Stated task: Identify the lines that include the word "ошибках", then copy all of them.

◇ ◇ ◇ ◇ ◇

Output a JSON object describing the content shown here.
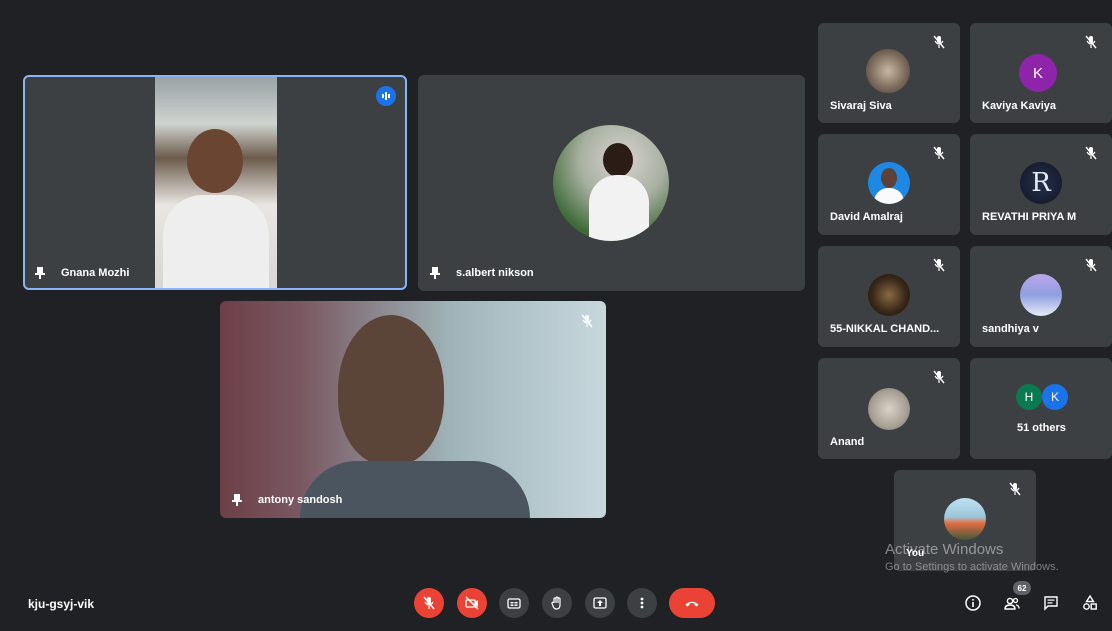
{
  "meeting": {
    "code": "kju-gsyj-vik"
  },
  "main_tiles": [
    {
      "name": "Gnana Mozhi"
    },
    {
      "name": "s.albert nikson"
    },
    {
      "name": "antony sandosh"
    }
  ],
  "side_tiles": [
    {
      "name": "Sivaraj Siva"
    },
    {
      "name": "Kaviya Kaviya",
      "initial": "K",
      "color": "#8e24aa"
    },
    {
      "name": "David Amalraj"
    },
    {
      "name": "REVATHI PRIYA M"
    },
    {
      "name": "55-NIKKAL CHAND..."
    },
    {
      "name": "sandhiya v"
    },
    {
      "name": "Anand"
    },
    {
      "name": "51 others",
      "initial_h": "H",
      "initial_k": "K"
    },
    {
      "name": "You"
    }
  ],
  "toolbar": {
    "participants_count": "62"
  },
  "watermark": {
    "title": "Activate Windows",
    "subtitle": "Go to Settings to activate Windows."
  },
  "colors": {
    "accent": "#8ab4f8",
    "danger": "#ea4335",
    "tile": "#3c4043",
    "background": "#202124"
  }
}
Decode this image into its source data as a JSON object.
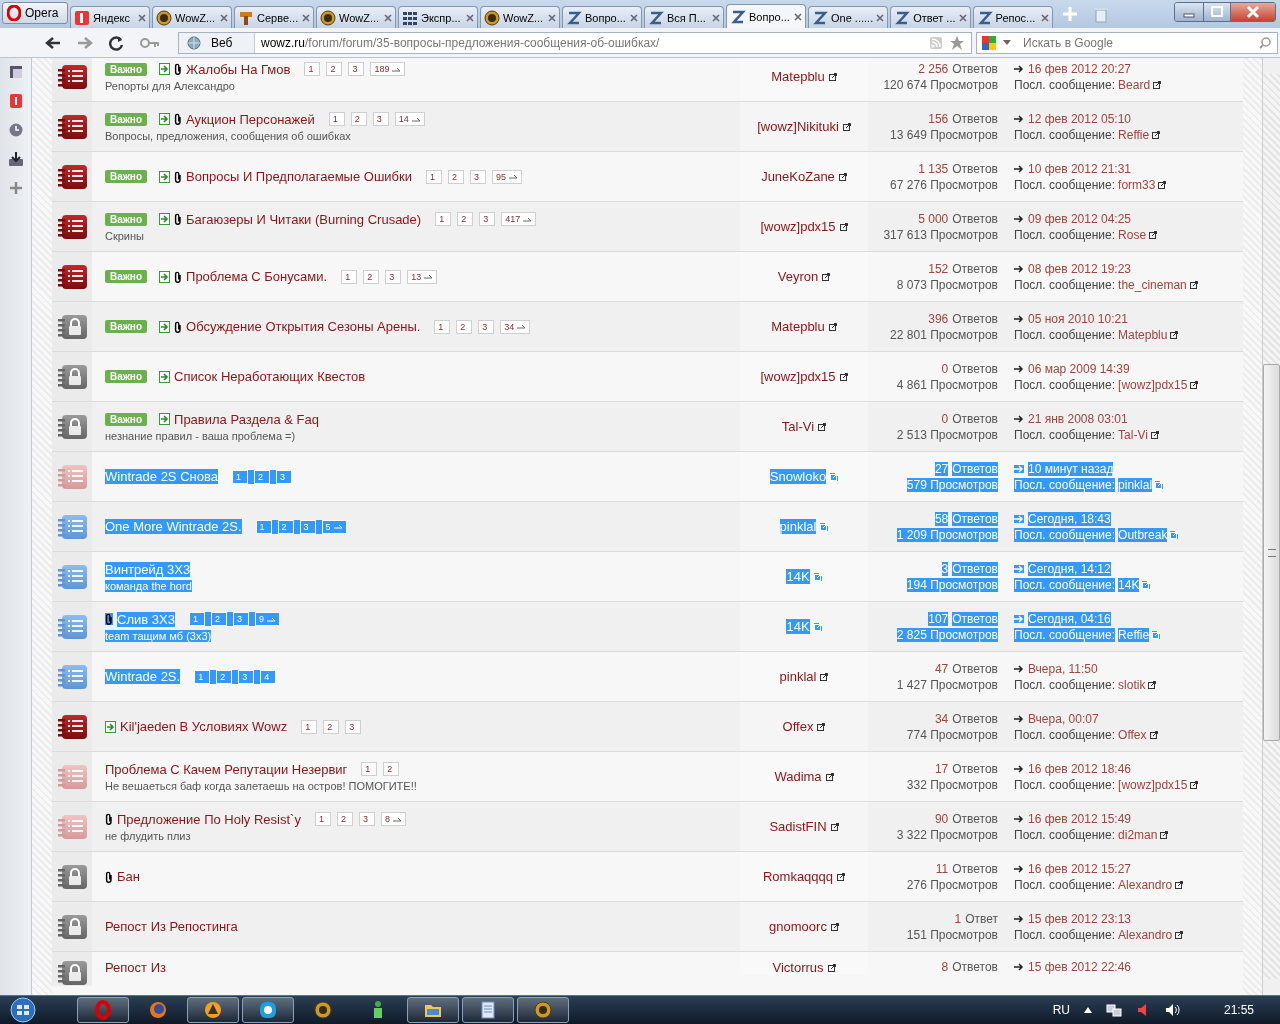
{
  "browser": {
    "menu_label": "Opera",
    "tabs": [
      {
        "title": "Яндекс",
        "kind": "square",
        "selected": false
      },
      {
        "title": "WowZ...",
        "kind": "coin",
        "selected": false
      },
      {
        "title": "Серве...",
        "kind": "hammer",
        "selected": false
      },
      {
        "title": "WowZ...",
        "kind": "coin",
        "selected": false
      },
      {
        "title": "Экспр...",
        "kind": "grid",
        "selected": false
      },
      {
        "title": "WowZ...",
        "kind": "coin",
        "selected": false
      },
      {
        "title": "Вопро...",
        "kind": "zigzag",
        "selected": false
      },
      {
        "title": "Вся П...",
        "kind": "zigzag",
        "selected": false
      },
      {
        "title": "Вопро...",
        "kind": "zigzag",
        "selected": true
      },
      {
        "title": "One ......",
        "kind": "zigzag",
        "selected": false
      },
      {
        "title": "Ответ ...",
        "kind": "zigzag",
        "selected": false
      },
      {
        "title": "Репос...",
        "kind": "zigzag",
        "selected": false
      }
    ],
    "address": {
      "scope": "Веб",
      "host": "wowz.ru",
      "path": "/forum/forum/35-вопросы-предложения-сообщения-об-ошибках/"
    },
    "search": {
      "placeholder": "Искать в Google"
    }
  },
  "topics": [
    {
      "kind": "hot",
      "badge": "Важно",
      "new": true,
      "attachment": true,
      "title": "Жалобы На Гмов",
      "subtitle": "Репорты для Александро",
      "pages": [
        "1",
        "2",
        "3"
      ],
      "last_page": "189",
      "author": "Matepblu",
      "replies": "2 256",
      "replies_word": "Ответов",
      "views": "120 674 Просмотров",
      "last_time": "16 фев 2012 20:27",
      "last_label": "Посл. сообщение:",
      "last_by": "Beard",
      "title_selected": false,
      "selected": false
    },
    {
      "kind": "hot",
      "badge": "Важно",
      "new": true,
      "attachment": true,
      "title": "Аукцион Персонажей",
      "subtitle": "Вопросы, предложения, сообщения об ошибках",
      "pages": [
        "1",
        "2",
        "3"
      ],
      "last_page": "14",
      "author": "[wowz]Nikituki",
      "replies": "156",
      "replies_word": "Ответов",
      "views": "13 649 Просмотров",
      "last_time": "12 фев 2012 05:10",
      "last_label": "Посл. сообщение:",
      "last_by": "Reffie",
      "title_selected": false,
      "selected": false
    },
    {
      "kind": "hot",
      "badge": "Важно",
      "new": true,
      "attachment": true,
      "title": "Вопросы И Предполагаемые Ошибки",
      "pages": [
        "1",
        "2",
        "3"
      ],
      "last_page": "95",
      "author": "JuneKoZane",
      "replies": "1 135",
      "replies_word": "Ответов",
      "views": "67 276 Просмотров",
      "last_time": "10 фев 2012 21:31",
      "last_label": "Посл. сообщение:",
      "last_by": "form33",
      "title_selected": false,
      "selected": false
    },
    {
      "kind": "hot",
      "badge": "Важно",
      "new": true,
      "attachment": true,
      "title": "Багаюзеры И Читаки (Burning Crusade)",
      "subtitle": "Скрины",
      "pages": [
        "1",
        "2",
        "3"
      ],
      "last_page": "417",
      "author": "[wowz]pdx15",
      "replies": "5 000",
      "replies_word": "Ответов",
      "views": "317 613 Просмотров",
      "last_time": "09 фев 2012 04:25",
      "last_label": "Посл. сообщение:",
      "last_by": "Rose",
      "title_selected": false,
      "selected": false
    },
    {
      "kind": "hot",
      "badge": "Важно",
      "new": true,
      "attachment": true,
      "title": "Проблема С Бонусами.",
      "pages": [
        "1",
        "2",
        "3"
      ],
      "last_page": "13",
      "author": "Veyron",
      "replies": "152",
      "replies_word": "Ответов",
      "views": "8 073 Просмотров",
      "last_time": "08 фев 2012 19:23",
      "last_label": "Посл. сообщение:",
      "last_by": "the_cineman",
      "title_selected": false,
      "selected": false
    },
    {
      "kind": "locked",
      "badge": "Важно",
      "new": true,
      "attachment": true,
      "title": "Обсуждение Открытия Сезоны Арены.",
      "pages": [
        "1",
        "2",
        "3"
      ],
      "last_page": "34",
      "author": "Matepblu",
      "replies": "396",
      "replies_word": "Ответов",
      "views": "22 801 Просмотров",
      "last_time": "05 ноя 2010 10:21",
      "last_label": "Посл. сообщение:",
      "last_by": "Matepblu",
      "title_selected": false,
      "selected": false
    },
    {
      "kind": "locked",
      "badge": "Важно",
      "new": true,
      "attachment": false,
      "title": "Список Неработающих Квестов",
      "author": "[wowz]pdx15",
      "replies": "0",
      "replies_word": "Ответов",
      "views": "4 861 Просмотров",
      "last_time": "06 мар 2009 14:39",
      "last_label": "Посл. сообщение:",
      "last_by": "[wowz]pdx15",
      "title_selected": false,
      "selected": false
    },
    {
      "kind": "locked",
      "badge": "Важно",
      "new": true,
      "attachment": false,
      "title": "Правила Раздела & Faq",
      "subtitle": "незнание правил - ваша проблема =)",
      "author": "Tal-Vi",
      "replies": "0",
      "replies_word": "Ответов",
      "views": "2 513 Просмотров",
      "last_time": "21 янв 2008 03:01",
      "last_label": "Посл. сообщение:",
      "last_by": "Tal-Vi",
      "title_selected": false,
      "selected": false
    },
    {
      "kind": "read",
      "new": false,
      "attachment": false,
      "title": "Wintrade 2S Снова",
      "pages": [
        "1",
        "2",
        "3"
      ],
      "author": "Snowloko",
      "replies": "27",
      "replies_word": "Ответов",
      "views": "579 Просмотров",
      "last_time": "10 минут назад",
      "last_label": "Посл. сообщение:",
      "last_by": "pinklal",
      "title_selected": true,
      "selected": true
    },
    {
      "kind": "highlighted",
      "new": false,
      "attachment": false,
      "title": "One More Wintrade 2S.",
      "pages": [
        "1",
        "2",
        "3"
      ],
      "last_page": "5",
      "author": "pinklal",
      "replies": "58",
      "replies_word": "Ответов",
      "views": "1 209 Просмотров",
      "last_time": "Сегодня, 18:43",
      "last_label": "Посл. сообщение:",
      "last_by": "Outbreak",
      "title_selected": true,
      "selected": true
    },
    {
      "kind": "highlighted",
      "new": false,
      "attachment": false,
      "title": "Винтрейд 3X3",
      "subtitle": "команда the hord",
      "author": "14K",
      "replies": "3",
      "replies_word": "Ответов",
      "views": "194 Просмотров",
      "last_time": "Сегодня, 14:12",
      "last_label": "Посл. сообщение:",
      "last_by": "14K",
      "title_selected": true,
      "selected": true
    },
    {
      "kind": "highlighted",
      "new": false,
      "attachment": true,
      "title": "Слив 3X3",
      "subtitle": "team тащим мб (3x3)",
      "pages": [
        "1",
        "2",
        "3"
      ],
      "last_page": "9",
      "author": "14K",
      "replies": "107",
      "replies_word": "Ответов",
      "views": "2 825 Просмотров",
      "last_time": "Сегодня, 04:16",
      "last_label": "Посл. сообщение:",
      "last_by": "Reffie",
      "title_selected": true,
      "selected": true
    },
    {
      "kind": "highlighted",
      "new": false,
      "attachment": false,
      "title": "Wintrade 2S.",
      "pages": [
        "1",
        "2",
        "3",
        "4"
      ],
      "author": "pinklal",
      "replies": "47",
      "replies_word": "Ответов",
      "views": "1 427 Просмотров",
      "last_time": "Вчера, 11:50",
      "last_label": "Посл. сообщение:",
      "last_by": "slotik",
      "title_selected": true,
      "selected": false
    },
    {
      "kind": "hot",
      "new": true,
      "attachment": false,
      "title": "Kil'jaeden В Условиях Wowz",
      "pages": [
        "1",
        "2",
        "3"
      ],
      "author": "Offex",
      "replies": "34",
      "replies_word": "Ответов",
      "views": "774 Просмотров",
      "last_time": "Вчера, 00:07",
      "last_label": "Посл. сообщение:",
      "last_by": "Offex",
      "title_selected": false,
      "selected": false
    },
    {
      "kind": "read",
      "new": false,
      "attachment": false,
      "title": "Проблема С Качем Репутации Незервиг",
      "subtitle": "Не вешаеться баф когда залетаешь на остров! ПОМОГИТЕ!!",
      "pages": [
        "1",
        "2"
      ],
      "author": "Wadima",
      "replies": "17",
      "replies_word": "Ответов",
      "views": "332 Просмотров",
      "last_time": "16 фев 2012 18:46",
      "last_label": "Посл. сообщение:",
      "last_by": "[wowz]pdx15",
      "title_selected": false,
      "selected": false
    },
    {
      "kind": "read",
      "new": false,
      "attachment": true,
      "title": "Предложение По Holy Resist`y",
      "subtitle": "не флудить плиз",
      "pages": [
        "1",
        "2",
        "3"
      ],
      "last_page": "8",
      "author": "SadistFIN",
      "replies": "90",
      "replies_word": "Ответов",
      "views": "3 322 Просмотров",
      "last_time": "16 фев 2012 15:49",
      "last_label": "Посл. сообщение:",
      "last_by": "di2man",
      "title_selected": false,
      "selected": false
    },
    {
      "kind": "locked",
      "new": false,
      "attachment": true,
      "title": "Бан",
      "author": "Romkaqqqq",
      "replies": "11",
      "replies_word": "Ответов",
      "views": "276 Просмотров",
      "last_time": "16 фев 2012 15:27",
      "last_label": "Посл. сообщение:",
      "last_by": "Alexandro",
      "title_selected": false,
      "selected": false
    },
    {
      "kind": "locked",
      "new": false,
      "attachment": false,
      "title": "Репост Из Репостинга",
      "author": "gnomoorc",
      "replies": "1",
      "replies_word": "Ответ",
      "views": "151 Просмотров",
      "last_time": "15 фев 2012 23:13",
      "last_label": "Посл. сообщение:",
      "last_by": "Alexandro",
      "title_selected": false,
      "selected": false
    },
    {
      "kind": "locked",
      "new": false,
      "attachment": false,
      "title": "Репост Из",
      "author": "Victorrus",
      "replies": "8",
      "replies_word": "Ответов",
      "last_time": "15 фев 2012 22:46",
      "title_selected": false,
      "selected": false
    }
  ],
  "taskbar": {
    "apps": [
      {
        "kind": "ring",
        "running": true
      },
      {
        "kind": "globe",
        "running": false
      },
      {
        "kind": "triangle",
        "running": true
      },
      {
        "kind": "chat",
        "running": true
      },
      {
        "kind": "coin",
        "running": false
      },
      {
        "kind": "figure",
        "running": false
      },
      {
        "kind": "folder",
        "running": true
      },
      {
        "kind": "notepad",
        "running": true
      },
      {
        "kind": "coin",
        "running": true
      }
    ],
    "language": "RU",
    "clock": "21:55"
  }
}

◇ ◇ ◇ ◇ ◇

Final answer:
      "path": "/forum/forum/35-вопросы-предложения-сообщения-об-ошибках/"
      "subtitle": "Вопросы, предложения, сообщения об ошибках",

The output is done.